**WHAT YOU HAVE TO DO:**
List each line holding the string "name".
[start DATA EXTRACT]
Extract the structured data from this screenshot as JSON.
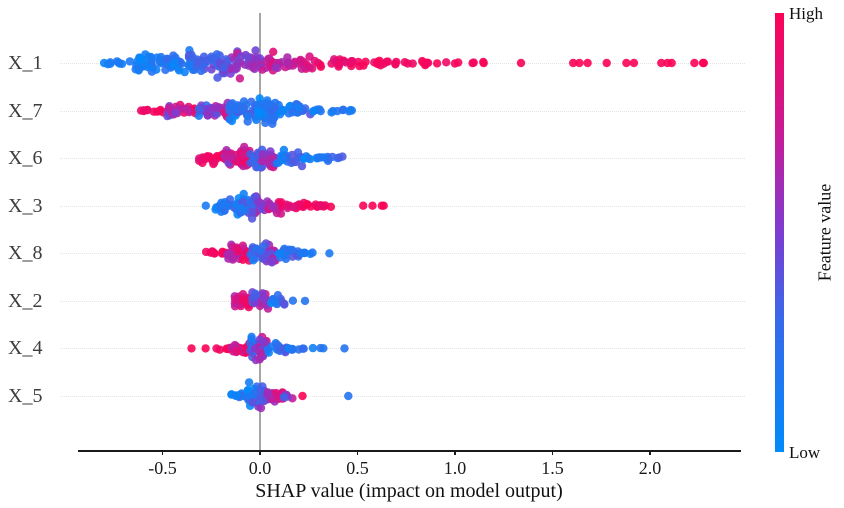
{
  "chart_data": {
    "type": "scatter",
    "variant": "shap-beeswarm-summary",
    "xlabel": "SHAP value (impact on model output)",
    "x_range": [
      -0.93,
      2.46
    ],
    "x_ticks": [
      {
        "value": -0.5,
        "label": "-0.5"
      },
      {
        "value": 0.0,
        "label": "0.0"
      },
      {
        "value": 0.5,
        "label": "0.5"
      },
      {
        "value": 1.0,
        "label": "1.0"
      },
      {
        "value": 1.5,
        "label": "1.5"
      },
      {
        "value": 2.0,
        "label": "2.0"
      }
    ],
    "grid": "dotted-row-guides",
    "zero_reference_line": 0.0,
    "colorbar": {
      "label": "Feature value",
      "high": "High",
      "low": "Low",
      "low_color": "#008bfb",
      "high_color": "#fb0357",
      "gradient_stops": [
        [
          0.0,
          "#008bfb"
        ],
        [
          0.3,
          "#3769eb"
        ],
        [
          0.5,
          "#7d3cd2"
        ],
        [
          0.72,
          "#c61c98"
        ],
        [
          1.0,
          "#fb0357"
        ]
      ]
    },
    "segment_format": [
      "shap_start",
      "shap_end",
      "n_points",
      "y_spread_px",
      "feature_value_start",
      "feature_value_end",
      "feature_value_noise"
    ],
    "features": [
      {
        "name": "X_1",
        "shap_range": [
          -0.81,
          2.3
        ],
        "segments": [
          [
            -0.81,
            -0.64,
            9,
            2.5,
            0.1,
            0.2,
            0.1
          ],
          [
            -0.64,
            -0.45,
            45,
            11.0,
            0.05,
            0.25,
            0.2
          ],
          [
            -0.45,
            -0.28,
            45,
            14.0,
            0.1,
            0.4,
            0.3
          ],
          [
            -0.28,
            -0.1,
            45,
            16.0,
            0.25,
            0.6,
            0.35
          ],
          [
            -0.1,
            0.08,
            35,
            13.0,
            0.45,
            0.75,
            0.3
          ],
          [
            0.08,
            0.32,
            30,
            9.0,
            0.65,
            0.92,
            0.2
          ],
          [
            0.32,
            0.62,
            26,
            4.0,
            0.85,
            1.0,
            0.1
          ],
          [
            0.62,
            0.95,
            16,
            2.5,
            0.92,
            1.0,
            0.06
          ],
          [
            0.95,
            1.18,
            7,
            1.5,
            0.95,
            1.0,
            0.05
          ],
          [
            1.3,
            1.34,
            1,
            0.0,
            1.0,
            1.0,
            0.0
          ],
          [
            1.6,
            1.78,
            4,
            0.0,
            1.0,
            1.0,
            0.0
          ],
          [
            1.85,
            1.92,
            2,
            0.0,
            1.0,
            1.0,
            0.0
          ],
          [
            2.02,
            2.12,
            3,
            0.0,
            1.0,
            1.0,
            0.0
          ],
          [
            2.18,
            2.3,
            3,
            0.0,
            1.0,
            1.0,
            0.0
          ]
        ]
      },
      {
        "name": "X_7",
        "shap_range": [
          -0.62,
          0.58
        ],
        "segments": [
          [
            -0.62,
            -0.48,
            10,
            2.5,
            0.92,
            1.0,
            0.08
          ],
          [
            -0.48,
            -0.32,
            28,
            7.0,
            0.55,
            0.95,
            0.35
          ],
          [
            -0.32,
            -0.16,
            38,
            9.0,
            0.3,
            0.75,
            0.4
          ],
          [
            -0.16,
            -0.02,
            40,
            11.0,
            0.1,
            0.4,
            0.3
          ],
          [
            -0.02,
            0.1,
            45,
            14.0,
            0.05,
            0.25,
            0.2
          ],
          [
            0.1,
            0.26,
            22,
            7.0,
            0.05,
            0.3,
            0.2
          ],
          [
            0.26,
            0.45,
            10,
            2.5,
            0.1,
            0.25,
            0.15
          ],
          [
            0.45,
            0.58,
            3,
            1.0,
            0.15,
            0.2,
            0.1
          ]
        ]
      },
      {
        "name": "X_6",
        "shap_range": [
          -0.32,
          0.43
        ],
        "segments": [
          [
            -0.32,
            -0.18,
            22,
            7.0,
            0.9,
            1.0,
            0.1
          ],
          [
            -0.18,
            -0.05,
            45,
            13.0,
            0.55,
            0.95,
            0.35
          ],
          [
            -0.05,
            0.08,
            40,
            13.0,
            0.3,
            0.7,
            0.35
          ],
          [
            0.08,
            0.22,
            26,
            9.0,
            0.1,
            0.45,
            0.3
          ],
          [
            0.22,
            0.43,
            16,
            4.0,
            0.05,
            0.3,
            0.2
          ]
        ]
      },
      {
        "name": "X_3",
        "shap_range": [
          -0.28,
          0.65
        ],
        "segments": [
          [
            -0.28,
            -0.26,
            1,
            0.0,
            0.15,
            0.15,
            0.0
          ],
          [
            -0.24,
            -0.12,
            22,
            8.0,
            0.05,
            0.3,
            0.2
          ],
          [
            -0.12,
            0.0,
            48,
            14.0,
            0.1,
            0.55,
            0.35
          ],
          [
            0.0,
            0.12,
            28,
            8.0,
            0.5,
            0.9,
            0.3
          ],
          [
            0.12,
            0.26,
            18,
            4.0,
            0.8,
            1.0,
            0.15
          ],
          [
            0.26,
            0.4,
            10,
            2.0,
            0.9,
            1.0,
            0.08
          ],
          [
            0.52,
            0.58,
            2,
            0.0,
            1.0,
            1.0,
            0.0
          ],
          [
            0.62,
            0.65,
            2,
            0.0,
            1.0,
            1.0,
            0.0
          ]
        ]
      },
      {
        "name": "X_8",
        "shap_range": [
          -0.28,
          0.35
        ],
        "segments": [
          [
            -0.28,
            -0.17,
            13,
            2.5,
            0.93,
            1.0,
            0.06
          ],
          [
            -0.17,
            -0.05,
            32,
            10.0,
            0.55,
            0.95,
            0.35
          ],
          [
            -0.05,
            0.08,
            48,
            13.0,
            0.15,
            0.6,
            0.35
          ],
          [
            0.08,
            0.2,
            22,
            7.0,
            0.05,
            0.35,
            0.25
          ],
          [
            0.2,
            0.28,
            6,
            2.0,
            0.1,
            0.25,
            0.15
          ],
          [
            0.34,
            0.36,
            1,
            0.0,
            0.15,
            0.15,
            0.0
          ]
        ]
      },
      {
        "name": "X_2",
        "shap_range": [
          -0.13,
          0.24
        ],
        "segments": [
          [
            -0.13,
            -0.04,
            32,
            10.0,
            0.75,
            1.0,
            0.2
          ],
          [
            -0.04,
            0.05,
            30,
            11.0,
            0.35,
            0.8,
            0.35
          ],
          [
            0.05,
            0.13,
            14,
            6.0,
            0.1,
            0.4,
            0.25
          ],
          [
            0.16,
            0.18,
            1,
            1.0,
            0.2,
            0.2,
            0.0
          ],
          [
            0.23,
            0.25,
            1,
            0.0,
            0.2,
            0.2,
            0.0
          ]
        ]
      },
      {
        "name": "X_4",
        "shap_range": [
          -0.36,
          0.44
        ],
        "segments": [
          [
            -0.36,
            -0.34,
            1,
            0.0,
            1.0,
            1.0,
            0.0
          ],
          [
            -0.29,
            -0.27,
            1,
            0.0,
            1.0,
            1.0,
            0.0
          ],
          [
            -0.24,
            -0.15,
            7,
            1.5,
            0.95,
            1.0,
            0.05
          ],
          [
            -0.15,
            -0.05,
            22,
            6.0,
            0.7,
            1.0,
            0.25
          ],
          [
            -0.05,
            0.04,
            52,
            15.0,
            0.2,
            0.75,
            0.4
          ],
          [
            0.04,
            0.14,
            18,
            6.0,
            0.1,
            0.4,
            0.3
          ],
          [
            0.14,
            0.24,
            7,
            2.0,
            0.1,
            0.25,
            0.15
          ],
          [
            0.27,
            0.33,
            3,
            0.8,
            0.12,
            0.2,
            0.1
          ],
          [
            0.42,
            0.44,
            1,
            0.0,
            0.2,
            0.2,
            0.0
          ]
        ]
      },
      {
        "name": "X_5",
        "shap_range": [
          -0.15,
          0.45
        ],
        "segments": [
          [
            -0.15,
            -0.07,
            12,
            3.0,
            0.08,
            0.3,
            0.2
          ],
          [
            -0.07,
            0.03,
            50,
            15.0,
            0.1,
            0.6,
            0.4
          ],
          [
            0.03,
            0.12,
            22,
            8.0,
            0.5,
            0.95,
            0.35
          ],
          [
            0.12,
            0.18,
            6,
            2.5,
            0.4,
            0.9,
            0.4
          ],
          [
            0.21,
            0.23,
            1,
            0.0,
            1.0,
            1.0,
            0.0
          ],
          [
            0.44,
            0.46,
            1,
            0.0,
            0.2,
            0.2,
            0.0
          ]
        ]
      }
    ]
  }
}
[end DATA EXTRACT]
**WRITTEN ANSWER:**
        "name": "X_1",
        "name": "X_7",
        "name": "X_6",
        "name": "X_3",
        "name": "X_8",
        "name": "X_2",
        "name": "X_4",
        "name": "X_5",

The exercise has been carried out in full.